Could you rename "desktop-icon-label" to "desktop-label" throughout the entries below and give all the lines again with everything else unchanged?

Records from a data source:
-- start --

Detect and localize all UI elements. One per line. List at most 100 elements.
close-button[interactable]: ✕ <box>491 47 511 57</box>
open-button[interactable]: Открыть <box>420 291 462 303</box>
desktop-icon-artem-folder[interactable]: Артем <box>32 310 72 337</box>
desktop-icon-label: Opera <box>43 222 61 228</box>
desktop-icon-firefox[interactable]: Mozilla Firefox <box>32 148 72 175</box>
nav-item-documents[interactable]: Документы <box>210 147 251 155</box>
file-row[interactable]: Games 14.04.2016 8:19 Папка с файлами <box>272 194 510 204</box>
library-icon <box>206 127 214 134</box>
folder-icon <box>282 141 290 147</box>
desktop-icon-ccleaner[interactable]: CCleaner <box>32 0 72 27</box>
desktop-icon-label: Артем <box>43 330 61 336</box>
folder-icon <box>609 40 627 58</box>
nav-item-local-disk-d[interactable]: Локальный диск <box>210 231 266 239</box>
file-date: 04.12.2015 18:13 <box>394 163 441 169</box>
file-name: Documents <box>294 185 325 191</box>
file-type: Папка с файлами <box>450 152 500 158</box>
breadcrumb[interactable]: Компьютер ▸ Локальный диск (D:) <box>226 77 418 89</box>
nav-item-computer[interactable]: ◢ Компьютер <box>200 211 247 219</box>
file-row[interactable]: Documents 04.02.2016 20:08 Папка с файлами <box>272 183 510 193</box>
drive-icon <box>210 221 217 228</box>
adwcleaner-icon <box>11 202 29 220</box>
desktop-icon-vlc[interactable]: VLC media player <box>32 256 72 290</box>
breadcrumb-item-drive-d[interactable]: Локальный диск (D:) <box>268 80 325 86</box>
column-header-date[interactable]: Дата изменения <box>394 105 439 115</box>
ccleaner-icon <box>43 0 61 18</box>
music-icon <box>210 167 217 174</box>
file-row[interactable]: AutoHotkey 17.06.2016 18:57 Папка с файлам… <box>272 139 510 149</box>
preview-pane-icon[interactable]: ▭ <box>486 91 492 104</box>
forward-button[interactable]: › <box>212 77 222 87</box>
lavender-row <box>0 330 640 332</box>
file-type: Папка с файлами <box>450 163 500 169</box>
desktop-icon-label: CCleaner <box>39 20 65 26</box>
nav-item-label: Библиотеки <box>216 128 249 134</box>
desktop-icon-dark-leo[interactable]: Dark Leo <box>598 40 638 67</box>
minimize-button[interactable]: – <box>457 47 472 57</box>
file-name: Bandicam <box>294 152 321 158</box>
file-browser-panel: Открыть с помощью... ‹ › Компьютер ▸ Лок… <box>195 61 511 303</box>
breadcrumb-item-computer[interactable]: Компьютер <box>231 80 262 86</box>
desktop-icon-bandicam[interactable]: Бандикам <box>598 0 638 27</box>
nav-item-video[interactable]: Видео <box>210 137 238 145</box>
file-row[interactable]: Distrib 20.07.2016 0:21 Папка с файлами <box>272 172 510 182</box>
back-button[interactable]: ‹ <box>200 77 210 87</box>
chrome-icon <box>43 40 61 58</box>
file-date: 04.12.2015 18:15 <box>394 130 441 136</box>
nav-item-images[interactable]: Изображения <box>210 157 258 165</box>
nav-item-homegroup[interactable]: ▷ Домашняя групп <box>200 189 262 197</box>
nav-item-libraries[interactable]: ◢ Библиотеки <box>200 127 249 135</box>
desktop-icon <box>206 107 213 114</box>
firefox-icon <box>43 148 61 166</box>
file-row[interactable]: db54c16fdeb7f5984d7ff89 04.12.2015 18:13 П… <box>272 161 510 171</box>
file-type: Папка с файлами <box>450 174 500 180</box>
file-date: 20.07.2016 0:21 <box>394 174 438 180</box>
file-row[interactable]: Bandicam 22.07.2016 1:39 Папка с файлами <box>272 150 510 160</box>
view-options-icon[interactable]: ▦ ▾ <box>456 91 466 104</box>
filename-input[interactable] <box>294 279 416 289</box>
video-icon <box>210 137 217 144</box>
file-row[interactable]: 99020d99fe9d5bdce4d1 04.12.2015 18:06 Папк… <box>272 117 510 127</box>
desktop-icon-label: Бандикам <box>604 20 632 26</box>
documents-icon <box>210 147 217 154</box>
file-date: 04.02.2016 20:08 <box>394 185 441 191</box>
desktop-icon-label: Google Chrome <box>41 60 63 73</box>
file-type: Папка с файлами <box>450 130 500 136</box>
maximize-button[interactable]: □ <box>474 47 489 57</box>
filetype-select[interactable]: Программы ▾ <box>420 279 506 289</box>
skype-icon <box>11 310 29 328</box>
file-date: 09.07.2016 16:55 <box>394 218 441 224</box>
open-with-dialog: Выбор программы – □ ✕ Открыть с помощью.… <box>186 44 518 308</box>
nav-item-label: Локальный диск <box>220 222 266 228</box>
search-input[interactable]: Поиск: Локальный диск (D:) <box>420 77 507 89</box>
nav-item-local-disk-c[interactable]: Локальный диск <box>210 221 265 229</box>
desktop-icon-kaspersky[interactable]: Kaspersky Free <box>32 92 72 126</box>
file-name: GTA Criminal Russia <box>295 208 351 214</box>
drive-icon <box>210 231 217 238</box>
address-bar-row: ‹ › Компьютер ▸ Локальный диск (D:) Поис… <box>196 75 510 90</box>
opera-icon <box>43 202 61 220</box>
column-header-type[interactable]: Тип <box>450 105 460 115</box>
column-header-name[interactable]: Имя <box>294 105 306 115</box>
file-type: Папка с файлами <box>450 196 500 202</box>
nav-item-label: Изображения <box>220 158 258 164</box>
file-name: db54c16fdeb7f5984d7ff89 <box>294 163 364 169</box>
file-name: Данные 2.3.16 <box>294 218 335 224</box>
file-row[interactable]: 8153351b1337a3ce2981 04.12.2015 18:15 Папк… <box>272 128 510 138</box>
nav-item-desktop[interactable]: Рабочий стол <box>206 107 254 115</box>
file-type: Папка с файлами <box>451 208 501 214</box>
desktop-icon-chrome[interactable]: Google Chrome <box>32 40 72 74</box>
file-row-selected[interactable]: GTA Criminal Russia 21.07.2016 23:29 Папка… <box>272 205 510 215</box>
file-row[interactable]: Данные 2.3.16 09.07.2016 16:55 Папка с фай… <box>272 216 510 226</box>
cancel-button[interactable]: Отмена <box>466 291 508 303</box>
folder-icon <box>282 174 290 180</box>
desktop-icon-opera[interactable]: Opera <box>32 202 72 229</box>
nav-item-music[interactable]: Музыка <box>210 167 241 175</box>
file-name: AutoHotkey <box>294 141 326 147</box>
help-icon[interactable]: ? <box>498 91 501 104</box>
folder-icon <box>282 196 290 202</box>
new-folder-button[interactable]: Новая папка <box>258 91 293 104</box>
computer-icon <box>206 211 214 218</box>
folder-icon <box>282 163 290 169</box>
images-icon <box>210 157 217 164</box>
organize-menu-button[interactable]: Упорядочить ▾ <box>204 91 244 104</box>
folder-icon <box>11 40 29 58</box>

-- end --

#### REPLY TO THE TASK:
Detect and localize all UI elements. One per line. List at most 100 elements.
close-button[interactable]: ✕ <box>491 47 511 57</box>
open-button[interactable]: Открыть <box>420 291 462 303</box>
desktop-icon-artem-folder[interactable]: Артем <box>32 310 72 337</box>
desktop-label: Opera <box>43 222 61 228</box>
desktop-icon-firefox[interactable]: Mozilla Firefox <box>32 148 72 175</box>
nav-item-documents[interactable]: Документы <box>210 147 251 155</box>
file-row[interactable]: Games 14.04.2016 8:19 Папка с файлами <box>272 194 510 204</box>
library-icon <box>206 127 214 134</box>
folder-icon <box>282 141 290 147</box>
desktop-icon-ccleaner[interactable]: CCleaner <box>32 0 72 27</box>
desktop-label: Артем <box>43 330 61 336</box>
folder-icon <box>609 40 627 58</box>
nav-item-local-disk-d[interactable]: Локальный диск <box>210 231 266 239</box>
file-date: 04.12.2015 18:13 <box>394 163 441 169</box>
file-name: Documents <box>294 185 325 191</box>
file-type: Папка с файлами <box>450 152 500 158</box>
breadcrumb[interactable]: Компьютер ▸ Локальный диск (D:) <box>226 77 418 89</box>
nav-item-computer[interactable]: ◢ Компьютер <box>200 211 247 219</box>
file-row[interactable]: Documents 04.02.2016 20:08 Папка с файлами <box>272 183 510 193</box>
drive-icon <box>210 221 217 228</box>
adwcleaner-icon <box>11 202 29 220</box>
desktop-icon-vlc[interactable]: VLC media player <box>32 256 72 290</box>
breadcrumb-item-drive-d[interactable]: Локальный диск (D:) <box>268 80 325 86</box>
column-header-date[interactable]: Дата изменения <box>394 105 439 115</box>
ccleaner-icon <box>43 0 61 18</box>
music-icon <box>210 167 217 174</box>
file-row[interactable]: AutoHotkey 17.06.2016 18:57 Папка с файлам… <box>272 139 510 149</box>
preview-pane-icon[interactable]: ▭ <box>486 91 492 104</box>
forward-button[interactable]: › <box>212 77 222 87</box>
lavender-row <box>0 330 640 332</box>
file-type: Папка с файлами <box>450 163 500 169</box>
desktop-label: CCleaner <box>39 20 65 26</box>
nav-item-label: Библиотеки <box>216 128 249 134</box>
desktop-icon-dark-leo[interactable]: Dark Leo <box>598 40 638 67</box>
minimize-button[interactable]: – <box>457 47 472 57</box>
file-name: Bandicam <box>294 152 321 158</box>
file-browser-panel: Открыть с помощью... ‹ › Компьютер ▸ Лок… <box>195 61 511 303</box>
breadcrumb-item-computer[interactable]: Компьютер <box>231 80 262 86</box>
desktop-icon-bandicam[interactable]: Бандикам <box>598 0 638 27</box>
nav-item-video[interactable]: Видео <box>210 137 238 145</box>
file-row[interactable]: Distrib 20.07.2016 0:21 Папка с файлами <box>272 172 510 182</box>
back-button[interactable]: ‹ <box>200 77 210 87</box>
chrome-icon <box>43 40 61 58</box>
file-date: 04.12.2015 18:15 <box>394 130 441 136</box>
nav-item-images[interactable]: Изображения <box>210 157 258 165</box>
nav-item-homegroup[interactable]: ▷ Домашняя групп <box>200 189 262 197</box>
nav-item-libraries[interactable]: ◢ Библиотеки <box>200 127 249 135</box>
desktop-icon <box>206 107 213 114</box>
firefox-icon <box>43 148 61 166</box>
file-row[interactable]: db54c16fdeb7f5984d7ff89 04.12.2015 18:13 П… <box>272 161 510 171</box>
file-type: Папка с файлами <box>450 174 500 180</box>
file-date: 20.07.2016 0:21 <box>394 174 438 180</box>
file-row[interactable]: Bandicam 22.07.2016 1:39 Папка с файлами <box>272 150 510 160</box>
view-options-icon[interactable]: ▦ ▾ <box>456 91 466 104</box>
filename-input[interactable] <box>294 279 416 289</box>
video-icon <box>210 137 217 144</box>
file-row[interactable]: 99020d99fe9d5bdce4d1 04.12.2015 18:06 Папк… <box>272 117 510 127</box>
desktop-label: Бандикам <box>604 20 632 26</box>
documents-icon <box>210 147 217 154</box>
file-date: 04.02.2016 20:08 <box>394 185 441 191</box>
desktop-label: Google Chrome <box>41 60 63 73</box>
file-type: Папка с файлами <box>450 130 500 136</box>
maximize-button[interactable]: □ <box>474 47 489 57</box>
filetype-select[interactable]: Программы ▾ <box>420 279 506 289</box>
skype-icon <box>11 310 29 328</box>
file-date: 09.07.2016 16:55 <box>394 218 441 224</box>
open-with-dialog: Выбор программы – □ ✕ Открыть с помощью.… <box>186 44 518 308</box>
nav-item-label: Локальный диск <box>220 222 266 228</box>
search-input[interactable]: Поиск: Локальный диск (D:) <box>420 77 507 89</box>
nav-item-local-disk-c[interactable]: Локальный диск <box>210 221 265 229</box>
desktop-icon-kaspersky[interactable]: Kaspersky Free <box>32 92 72 126</box>
file-name: GTA Criminal Russia <box>295 208 351 214</box>
drive-icon <box>210 231 217 238</box>
address-bar-row: ‹ › Компьютер ▸ Локальный диск (D:) Поис… <box>196 75 510 90</box>
opera-icon <box>43 202 61 220</box>
column-header-type[interactable]: Тип <box>450 105 460 115</box>
column-header-name[interactable]: Имя <box>294 105 306 115</box>
file-type: Папка с файлами <box>450 196 500 202</box>
nav-item-label: Изображения <box>220 158 258 164</box>
file-name: db54c16fdeb7f5984d7ff89 <box>294 163 364 169</box>
file-name: Данные 2.3.16 <box>294 218 335 224</box>
file-row[interactable]: 8153351b1337a3ce2981 04.12.2015 18:15 Папк… <box>272 128 510 138</box>
nav-item-desktop[interactable]: Рабочий стол <box>206 107 254 115</box>
file-type: Папка с файлами <box>451 208 501 214</box>
desktop-icon-chrome[interactable]: Google Chrome <box>32 40 72 74</box>
file-row-selected[interactable]: GTA Criminal Russia 21.07.2016 23:29 Папка… <box>272 205 510 215</box>
file-row[interactable]: Данные 2.3.16 09.07.2016 16:55 Папка с фай… <box>272 216 510 226</box>
cancel-button[interactable]: Отмена <box>466 291 508 303</box>
folder-icon <box>282 174 290 180</box>
desktop-icon-opera[interactable]: Opera <box>32 202 72 229</box>
nav-item-music[interactable]: Музыка <box>210 167 241 175</box>
file-name: AutoHotkey <box>294 141 326 147</box>
help-icon[interactable]: ? <box>498 91 501 104</box>
folder-icon <box>282 196 290 202</box>
new-folder-button[interactable]: Новая папка <box>258 91 293 104</box>
computer-icon <box>206 211 214 218</box>
folder-icon <box>282 163 290 169</box>
images-icon <box>210 157 217 164</box>
organize-menu-button[interactable]: Упорядочить ▾ <box>204 91 244 104</box>
folder-icon <box>11 40 29 58</box>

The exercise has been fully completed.